- [What to produce] Reproduce the data exactly.

- [Records for processing]
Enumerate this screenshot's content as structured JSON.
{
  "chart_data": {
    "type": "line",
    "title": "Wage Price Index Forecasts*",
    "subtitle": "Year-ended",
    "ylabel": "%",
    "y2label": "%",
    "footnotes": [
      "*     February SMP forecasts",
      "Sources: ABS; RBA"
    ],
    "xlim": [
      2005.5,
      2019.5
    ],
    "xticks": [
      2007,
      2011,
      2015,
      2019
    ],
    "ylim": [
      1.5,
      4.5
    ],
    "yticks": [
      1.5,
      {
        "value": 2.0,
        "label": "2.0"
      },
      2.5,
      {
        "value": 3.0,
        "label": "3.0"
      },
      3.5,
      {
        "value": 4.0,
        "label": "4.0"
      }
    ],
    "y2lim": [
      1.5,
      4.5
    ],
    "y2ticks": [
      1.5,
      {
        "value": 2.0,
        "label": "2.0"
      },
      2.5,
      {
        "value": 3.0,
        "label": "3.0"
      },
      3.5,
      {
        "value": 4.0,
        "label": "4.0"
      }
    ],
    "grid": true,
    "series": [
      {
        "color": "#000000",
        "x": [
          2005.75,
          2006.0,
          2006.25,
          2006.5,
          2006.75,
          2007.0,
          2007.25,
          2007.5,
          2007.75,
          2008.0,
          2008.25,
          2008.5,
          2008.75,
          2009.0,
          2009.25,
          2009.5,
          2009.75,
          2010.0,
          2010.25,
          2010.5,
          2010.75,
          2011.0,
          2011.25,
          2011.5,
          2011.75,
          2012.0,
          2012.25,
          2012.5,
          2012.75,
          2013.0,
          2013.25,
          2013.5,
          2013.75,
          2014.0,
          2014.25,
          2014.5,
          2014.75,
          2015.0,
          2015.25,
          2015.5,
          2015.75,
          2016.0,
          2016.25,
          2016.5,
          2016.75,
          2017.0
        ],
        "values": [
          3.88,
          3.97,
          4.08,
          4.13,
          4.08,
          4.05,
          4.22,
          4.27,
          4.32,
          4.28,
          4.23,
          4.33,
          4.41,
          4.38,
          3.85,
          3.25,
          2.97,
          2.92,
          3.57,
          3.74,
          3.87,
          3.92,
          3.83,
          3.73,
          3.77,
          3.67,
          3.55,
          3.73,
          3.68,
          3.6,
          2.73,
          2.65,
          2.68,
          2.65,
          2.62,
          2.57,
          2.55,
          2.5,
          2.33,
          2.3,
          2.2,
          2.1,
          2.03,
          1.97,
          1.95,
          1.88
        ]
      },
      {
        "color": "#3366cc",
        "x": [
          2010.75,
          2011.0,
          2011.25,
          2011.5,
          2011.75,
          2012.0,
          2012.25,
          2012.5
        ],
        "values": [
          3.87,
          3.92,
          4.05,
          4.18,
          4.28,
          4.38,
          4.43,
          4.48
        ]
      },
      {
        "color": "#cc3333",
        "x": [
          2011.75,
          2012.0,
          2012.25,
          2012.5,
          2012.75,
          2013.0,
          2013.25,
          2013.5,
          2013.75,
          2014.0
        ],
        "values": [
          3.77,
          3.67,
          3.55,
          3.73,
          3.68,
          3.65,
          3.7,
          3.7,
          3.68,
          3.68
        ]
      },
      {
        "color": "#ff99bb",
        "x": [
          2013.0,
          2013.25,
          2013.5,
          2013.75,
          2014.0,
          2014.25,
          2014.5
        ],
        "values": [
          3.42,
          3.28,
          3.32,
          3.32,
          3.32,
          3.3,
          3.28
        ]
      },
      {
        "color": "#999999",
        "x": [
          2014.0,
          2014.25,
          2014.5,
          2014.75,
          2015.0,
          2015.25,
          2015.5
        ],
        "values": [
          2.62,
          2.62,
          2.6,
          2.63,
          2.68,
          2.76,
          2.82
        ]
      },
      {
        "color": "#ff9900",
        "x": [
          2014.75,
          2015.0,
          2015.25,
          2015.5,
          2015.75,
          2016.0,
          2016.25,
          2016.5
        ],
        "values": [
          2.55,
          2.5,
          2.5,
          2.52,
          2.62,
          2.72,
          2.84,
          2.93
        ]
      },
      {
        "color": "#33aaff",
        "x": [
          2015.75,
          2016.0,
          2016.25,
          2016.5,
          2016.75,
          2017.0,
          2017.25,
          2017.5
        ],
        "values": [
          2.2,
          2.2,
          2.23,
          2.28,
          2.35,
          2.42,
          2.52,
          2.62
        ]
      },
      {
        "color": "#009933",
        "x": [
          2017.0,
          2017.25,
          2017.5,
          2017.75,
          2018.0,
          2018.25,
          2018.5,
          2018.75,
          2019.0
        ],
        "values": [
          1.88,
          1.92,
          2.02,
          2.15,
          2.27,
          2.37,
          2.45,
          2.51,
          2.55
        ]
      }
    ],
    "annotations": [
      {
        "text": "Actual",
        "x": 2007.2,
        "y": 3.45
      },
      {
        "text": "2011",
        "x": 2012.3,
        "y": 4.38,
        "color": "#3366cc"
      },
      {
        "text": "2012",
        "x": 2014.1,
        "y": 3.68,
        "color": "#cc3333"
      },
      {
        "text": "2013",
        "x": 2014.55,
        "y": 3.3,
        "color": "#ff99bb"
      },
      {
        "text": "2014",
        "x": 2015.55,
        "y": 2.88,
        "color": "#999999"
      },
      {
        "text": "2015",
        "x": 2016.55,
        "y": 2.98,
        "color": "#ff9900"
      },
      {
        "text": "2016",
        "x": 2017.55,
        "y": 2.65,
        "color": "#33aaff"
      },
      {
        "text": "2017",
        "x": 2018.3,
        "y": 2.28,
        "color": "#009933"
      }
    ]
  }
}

- [The result]
Enumerate this screenshot's content as structured JSON.
{
  "chart_data": {
    "type": "line",
    "title": "Wage Price Index Forecasts*",
    "subtitle": "Year-ended",
    "ylabel": "%",
    "y2label": "%",
    "footnotes": [
      "*     February SMP forecasts",
      "Sources: ABS; RBA"
    ],
    "xlim": [
      2005.5,
      2019.5
    ],
    "xticks": [
      2007,
      2011,
      2015,
      2019
    ],
    "ylim": [
      1.5,
      4.5
    ],
    "yticks": [
      1.5,
      {
        "value": 2.0,
        "label": "2.0"
      },
      2.5,
      {
        "value": 3.0,
        "label": "3.0"
      },
      3.5,
      {
        "value": 4.0,
        "label": "4.0"
      }
    ],
    "y2lim": [
      1.5,
      4.5
    ],
    "y2ticks": [
      1.5,
      {
        "value": 2.0,
        "label": "2.0"
      },
      2.5,
      {
        "value": 3.0,
        "label": "3.0"
      },
      3.5,
      {
        "value": 4.0,
        "label": "4.0"
      }
    ],
    "grid": true,
    "series": [
      {
        "color": "#000000",
        "x": [
          2005.75,
          2006.0,
          2006.25,
          2006.5,
          2006.75,
          2007.0,
          2007.25,
          2007.5,
          2007.75,
          2008.0,
          2008.25,
          2008.5,
          2008.75,
          2009.0,
          2009.25,
          2009.5,
          2009.75,
          2010.0,
          2010.25,
          2010.5,
          2010.75,
          2011.0,
          2011.25,
          2011.5,
          2011.75,
          2012.0,
          2012.25,
          2012.5,
          2012.75,
          2013.0,
          2013.25,
          2013.5,
          2013.75,
          2014.0,
          2014.25,
          2014.5,
          2014.75,
          2015.0,
          2015.25,
          2015.5,
          2015.75,
          2016.0,
          2016.25,
          2016.5,
          2016.75,
          2017.0
        ],
        "values": [
          3.88,
          3.97,
          4.08,
          4.13,
          4.08,
          4.05,
          4.22,
          4.27,
          4.32,
          4.28,
          4.23,
          4.33,
          4.41,
          4.38,
          3.85,
          3.25,
          2.97,
          2.92,
          3.57,
          3.74,
          3.87,
          3.92,
          3.83,
          3.73,
          3.77,
          3.67,
          3.55,
          3.73,
          3.68,
          3.6,
          2.73,
          2.65,
          2.68,
          2.65,
          2.62,
          2.57,
          2.55,
          2.5,
          2.33,
          2.3,
          2.2,
          2.1,
          2.03,
          1.97,
          1.95,
          1.88
        ]
      },
      {
        "color": "#3366cc",
        "x": [
          2010.75,
          2011.0,
          2011.25,
          2011.5,
          2011.75,
          2012.0,
          2012.25,
          2012.5
        ],
        "values": [
          3.87,
          3.92,
          4.05,
          4.18,
          4.28,
          4.38,
          4.43,
          4.48
        ]
      },
      {
        "color": "#cc3333",
        "x": [
          2011.75,
          2012.0,
          2012.25,
          2012.5,
          2012.75,
          2013.0,
          2013.25,
          2013.5,
          2013.75,
          2014.0
        ],
        "values": [
          3.77,
          3.67,
          3.55,
          3.73,
          3.68,
          3.65,
          3.7,
          3.7,
          3.68,
          3.68
        ]
      },
      {
        "color": "#ff99bb",
        "x": [
          2013.0,
          2013.25,
          2013.5,
          2013.75,
          2014.0,
          2014.25,
          2014.5
        ],
        "values": [
          3.42,
          3.28,
          3.32,
          3.32,
          3.32,
          3.3,
          3.28
        ]
      },
      {
        "color": "#999999",
        "x": [
          2014.0,
          2014.25,
          2014.5,
          2014.75,
          2015.0,
          2015.25,
          2015.5
        ],
        "values": [
          2.62,
          2.62,
          2.6,
          2.63,
          2.68,
          2.76,
          2.82
        ]
      },
      {
        "color": "#ff9900",
        "x": [
          2014.75,
          2015.0,
          2015.25,
          2015.5,
          2015.75,
          2016.0,
          2016.25,
          2016.5
        ],
        "values": [
          2.55,
          2.5,
          2.5,
          2.52,
          2.62,
          2.72,
          2.84,
          2.93
        ]
      },
      {
        "color": "#33aaff",
        "x": [
          2015.75,
          2016.0,
          2016.25,
          2016.5,
          2016.75,
          2017.0,
          2017.25,
          2017.5
        ],
        "values": [
          2.2,
          2.2,
          2.23,
          2.28,
          2.35,
          2.42,
          2.52,
          2.62
        ]
      },
      {
        "color": "#009933",
        "x": [
          2017.0,
          2017.25,
          2017.5,
          2017.75,
          2018.0,
          2018.25,
          2018.5,
          2018.75,
          2019.0
        ],
        "values": [
          1.88,
          1.92,
          2.02,
          2.15,
          2.27,
          2.37,
          2.45,
          2.51,
          2.55
        ]
      }
    ],
    "annotations": [
      {
        "text": "Actual",
        "x": 2007.2,
        "y": 3.45
      },
      {
        "text": "2011",
        "x": 2012.3,
        "y": 4.38,
        "color": "#3366cc"
      },
      {
        "text": "2012",
        "x": 2014.1,
        "y": 3.68,
        "color": "#cc3333"
      },
      {
        "text": "2013",
        "x": 2014.55,
        "y": 3.3,
        "color": "#ff99bb"
      },
      {
        "text": "2014",
        "x": 2015.55,
        "y": 2.88,
        "color": "#999999"
      },
      {
        "text": "2015",
        "x": 2016.55,
        "y": 2.98,
        "color": "#ff9900"
      },
      {
        "text": "2016",
        "x": 2017.55,
        "y": 2.65,
        "color": "#33aaff"
      },
      {
        "text": "2017",
        "x": 2018.3,
        "y": 2.28,
        "color": "#009933"
      }
    ]
  }
}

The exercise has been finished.